- Prompt: Could you find each line of the data below that contains the word "aromatic" and copy those lines?

-- Input data follows --

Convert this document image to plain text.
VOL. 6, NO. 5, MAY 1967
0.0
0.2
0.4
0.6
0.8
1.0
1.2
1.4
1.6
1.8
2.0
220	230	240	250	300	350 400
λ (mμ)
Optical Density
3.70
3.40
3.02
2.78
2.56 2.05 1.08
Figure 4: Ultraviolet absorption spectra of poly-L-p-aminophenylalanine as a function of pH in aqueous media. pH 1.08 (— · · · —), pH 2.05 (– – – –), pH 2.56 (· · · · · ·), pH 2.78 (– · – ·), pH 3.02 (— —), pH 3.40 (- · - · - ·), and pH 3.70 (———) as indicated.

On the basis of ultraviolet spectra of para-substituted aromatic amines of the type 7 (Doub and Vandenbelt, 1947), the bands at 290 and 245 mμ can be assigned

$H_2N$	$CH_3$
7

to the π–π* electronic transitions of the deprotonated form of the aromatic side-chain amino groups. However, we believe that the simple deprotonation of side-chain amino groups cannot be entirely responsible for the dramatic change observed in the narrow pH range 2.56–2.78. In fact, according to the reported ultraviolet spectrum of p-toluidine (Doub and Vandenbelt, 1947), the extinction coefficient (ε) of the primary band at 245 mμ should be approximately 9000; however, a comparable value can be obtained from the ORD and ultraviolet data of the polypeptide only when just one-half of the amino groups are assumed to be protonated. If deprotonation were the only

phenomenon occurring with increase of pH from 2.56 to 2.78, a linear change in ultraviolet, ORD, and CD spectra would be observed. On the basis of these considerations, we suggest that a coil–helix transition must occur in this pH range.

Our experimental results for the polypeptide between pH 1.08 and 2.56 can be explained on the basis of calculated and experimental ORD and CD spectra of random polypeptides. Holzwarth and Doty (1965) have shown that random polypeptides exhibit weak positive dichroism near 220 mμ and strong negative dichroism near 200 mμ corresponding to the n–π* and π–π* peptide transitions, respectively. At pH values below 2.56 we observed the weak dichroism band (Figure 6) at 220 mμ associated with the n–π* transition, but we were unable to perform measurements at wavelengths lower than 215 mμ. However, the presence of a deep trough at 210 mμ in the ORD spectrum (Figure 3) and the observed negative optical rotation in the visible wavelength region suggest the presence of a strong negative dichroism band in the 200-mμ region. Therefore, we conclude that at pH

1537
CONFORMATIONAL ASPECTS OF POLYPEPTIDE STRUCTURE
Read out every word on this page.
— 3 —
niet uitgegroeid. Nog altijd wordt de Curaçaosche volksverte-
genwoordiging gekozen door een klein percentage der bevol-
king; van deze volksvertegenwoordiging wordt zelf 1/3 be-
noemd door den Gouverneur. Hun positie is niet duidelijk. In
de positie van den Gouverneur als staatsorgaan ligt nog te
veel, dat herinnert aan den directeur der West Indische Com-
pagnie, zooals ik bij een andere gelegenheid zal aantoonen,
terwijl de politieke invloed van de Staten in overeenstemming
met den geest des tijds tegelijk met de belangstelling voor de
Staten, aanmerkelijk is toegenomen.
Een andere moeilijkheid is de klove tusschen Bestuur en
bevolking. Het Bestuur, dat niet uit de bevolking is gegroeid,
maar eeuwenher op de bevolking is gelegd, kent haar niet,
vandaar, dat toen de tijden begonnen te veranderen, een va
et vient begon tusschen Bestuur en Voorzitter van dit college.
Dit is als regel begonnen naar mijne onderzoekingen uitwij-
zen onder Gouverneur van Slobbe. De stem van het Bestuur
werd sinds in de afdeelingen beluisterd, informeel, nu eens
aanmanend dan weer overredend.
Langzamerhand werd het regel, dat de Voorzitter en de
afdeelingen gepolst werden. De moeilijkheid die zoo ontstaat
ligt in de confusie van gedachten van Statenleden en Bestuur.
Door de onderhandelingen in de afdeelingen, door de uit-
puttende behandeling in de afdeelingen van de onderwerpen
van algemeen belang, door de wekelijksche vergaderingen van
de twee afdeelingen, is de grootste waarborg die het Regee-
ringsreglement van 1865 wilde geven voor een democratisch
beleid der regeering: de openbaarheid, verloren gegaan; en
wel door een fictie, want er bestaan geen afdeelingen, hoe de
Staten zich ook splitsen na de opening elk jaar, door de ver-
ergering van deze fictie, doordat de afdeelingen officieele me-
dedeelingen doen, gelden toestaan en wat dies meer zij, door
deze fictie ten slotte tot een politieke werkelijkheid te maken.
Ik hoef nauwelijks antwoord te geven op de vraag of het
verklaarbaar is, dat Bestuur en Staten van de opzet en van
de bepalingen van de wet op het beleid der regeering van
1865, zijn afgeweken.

-- Input data concluded --

- Result of the exercise:
On the basis of ultraviolet spectra of para-substituted aromatic amines of the type 7 (Doub and Vandenbelt, 1947), the bands at 290 and 245 mμ can be assigned
to the π–π* electronic transitions of the deprotonated form of the aromatic side-chain amino groups. However, we believe that the simple deprotonation of side-chain amino groups cannot be entirely responsible for the dramatic change observed in the narrow pH range 2.56–2.78. In fact, according to the reported ultraviolet spectrum of p-toluidine (Doub and Vandenbelt, 1947), the extinction coefficient (ε) of the primary band at 245 mμ should be approximately 9000; however, a comparable value can be obtained from the ORD and ultraviolet data of the polypeptide only when just one-half of the amino groups are assumed to be protonated. If deprotonation were the only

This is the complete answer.